- What you are asked to do:
Every entry below should be transcribed exactly; pictures stay out of the copy.

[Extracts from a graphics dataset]
<<<<

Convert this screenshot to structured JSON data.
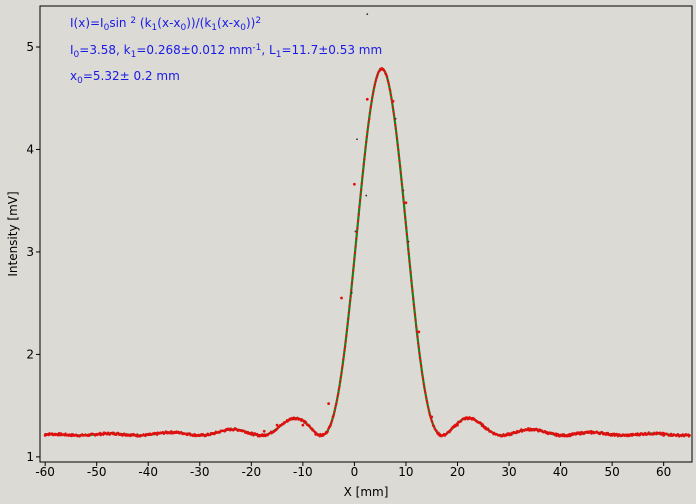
{
  "chart_data": {
    "type": "scatter",
    "xlabel": "X [mm]",
    "ylabel": "Intensity [mV]",
    "xlim": [
      -61,
      65.5
    ],
    "ylim": [
      0.95,
      5.4
    ],
    "x_ticks": [
      -60,
      -50,
      -40,
      -30,
      -20,
      -10,
      0,
      10,
      20,
      30,
      40,
      50,
      60
    ],
    "y_ticks": [
      1,
      2,
      3,
      4,
      5
    ],
    "grid": false,
    "colors": {
      "measured": "#e01010",
      "fit": "#2a7a1a",
      "annotation": "#1a1ae6"
    },
    "annotation_lines": [
      [
        {
          "t": "I(x)=I",
          "s": false
        },
        {
          "t": "0",
          "s": true
        },
        {
          "t": "sin ",
          "s": false
        },
        {
          "t": "2",
          "s": "sup"
        },
        {
          "t": " (k",
          "s": false
        },
        {
          "t": "1",
          "s": true
        },
        {
          "t": "(x-x",
          "s": false
        },
        {
          "t": "0",
          "s": true
        },
        {
          "t": "))/(k",
          "s": false
        },
        {
          "t": "1",
          "s": true
        },
        {
          "t": "(x-x",
          "s": false
        },
        {
          "t": "0",
          "s": true
        },
        {
          "t": "))",
          "s": false
        },
        {
          "t": "2",
          "s": "sup"
        }
      ],
      [
        {
          "t": "I",
          "s": false
        },
        {
          "t": "0",
          "s": true
        },
        {
          "t": "=3.58,  k",
          "s": false
        },
        {
          "t": "1",
          "s": true
        },
        {
          "t": "=0.268±0.012 mm",
          "s": false
        },
        {
          "t": "-1",
          "s": "sup"
        },
        {
          "t": ",   L",
          "s": false
        },
        {
          "t": "1",
          "s": true
        },
        {
          "t": "=11.7±0.53 mm",
          "s": false
        }
      ],
      [
        {
          "t": "x",
          "s": false
        },
        {
          "t": "0",
          "s": true
        },
        {
          "t": "=5.32±   0.2 mm",
          "s": false
        }
      ]
    ],
    "model": {
      "function": "B + I0*sin^2(k1*(x-x0))/(k1*(x-x0))^2",
      "I0": 3.58,
      "k1": 0.268,
      "x0": 5.32,
      "background": 1.21
    },
    "series": [
      {
        "label_ref": "measured",
        "x": [
          -60,
          -55,
          -50,
          -45,
          -40,
          -35,
          -30,
          -25,
          -22.5,
          -20,
          -17.5,
          -15,
          -12.5,
          -11.5,
          -10,
          -7.5,
          -5,
          -2.5,
          0,
          2.5,
          5.32,
          7.5,
          10,
          12.5,
          15,
          17.5,
          20,
          22,
          25,
          30,
          34,
          40,
          46,
          50,
          56,
          60,
          65
        ],
        "y": [
          1.21,
          1.21,
          1.22,
          1.21,
          1.22,
          1.24,
          1.21,
          1.26,
          1.26,
          1.22,
          1.25,
          1.31,
          1.37,
          1.37,
          1.31,
          1.22,
          1.52,
          2.55,
          3.66,
          4.49,
          4.79,
          4.47,
          3.48,
          2.22,
          1.39,
          1.21,
          1.31,
          1.37,
          1.3,
          1.22,
          1.26,
          1.21,
          1.23,
          1.21,
          1.22,
          1.21,
          1.21
        ]
      }
    ]
  }
}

>>>>

- Reply:
Convert this screenshot to structured JSON data.
{
  "chart_data": {
    "type": "scatter",
    "xlabel": "X [mm]",
    "ylabel": "Intensity [mV]",
    "xlim": [
      -61,
      65.5
    ],
    "ylim": [
      0.95,
      5.4
    ],
    "x_ticks": [
      -60,
      -50,
      -40,
      -30,
      -20,
      -10,
      0,
      10,
      20,
      30,
      40,
      50,
      60
    ],
    "y_ticks": [
      1,
      2,
      3,
      4,
      5
    ],
    "grid": false,
    "colors": {
      "measured": "#e01010",
      "fit": "#2a7a1a",
      "annotation": "#1a1ae6"
    },
    "annotation_lines": [
      [
        {
          "t": "I(x)=I",
          "s": false
        },
        {
          "t": "0",
          "s": true
        },
        {
          "t": "sin ",
          "s": false
        },
        {
          "t": "2",
          "s": "sup"
        },
        {
          "t": " (k",
          "s": false
        },
        {
          "t": "1",
          "s": true
        },
        {
          "t": "(x-x",
          "s": false
        },
        {
          "t": "0",
          "s": true
        },
        {
          "t": "))/(k",
          "s": false
        },
        {
          "t": "1",
          "s": true
        },
        {
          "t": "(x-x",
          "s": false
        },
        {
          "t": "0",
          "s": true
        },
        {
          "t": "))",
          "s": false
        },
        {
          "t": "2",
          "s": "sup"
        }
      ],
      [
        {
          "t": "I",
          "s": false
        },
        {
          "t": "0",
          "s": true
        },
        {
          "t": "=3.58,  k",
          "s": false
        },
        {
          "t": "1",
          "s": true
        },
        {
          "t": "=0.268±0.012 mm",
          "s": false
        },
        {
          "t": "-1",
          "s": "sup"
        },
        {
          "t": ",   L",
          "s": false
        },
        {
          "t": "1",
          "s": true
        },
        {
          "t": "=11.7±0.53 mm",
          "s": false
        }
      ],
      [
        {
          "t": "x",
          "s": false
        },
        {
          "t": "0",
          "s": true
        },
        {
          "t": "=5.32±   0.2 mm",
          "s": false
        }
      ]
    ],
    "model": {
      "function": "B + I0*sin^2(k1*(x-x0))/(k1*(x-x0))^2",
      "I0": 3.58,
      "k1": 0.268,
      "x0": 5.32,
      "background": 1.21
    },
    "series": [
      {
        "label_ref": "measured",
        "x": [
          -60,
          -55,
          -50,
          -45,
          -40,
          -35,
          -30,
          -25,
          -22.5,
          -20,
          -17.5,
          -15,
          -12.5,
          -11.5,
          -10,
          -7.5,
          -5,
          -2.5,
          0,
          2.5,
          5.32,
          7.5,
          10,
          12.5,
          15,
          17.5,
          20,
          22,
          25,
          30,
          34,
          40,
          46,
          50,
          56,
          60,
          65
        ],
        "y": [
          1.21,
          1.21,
          1.22,
          1.21,
          1.22,
          1.24,
          1.21,
          1.26,
          1.26,
          1.22,
          1.25,
          1.31,
          1.37,
          1.37,
          1.31,
          1.22,
          1.52,
          2.55,
          3.66,
          4.49,
          4.79,
          4.47,
          3.48,
          2.22,
          1.39,
          1.21,
          1.31,
          1.37,
          1.3,
          1.22,
          1.26,
          1.21,
          1.23,
          1.21,
          1.22,
          1.21,
          1.21
        ]
      }
    ]
  }
}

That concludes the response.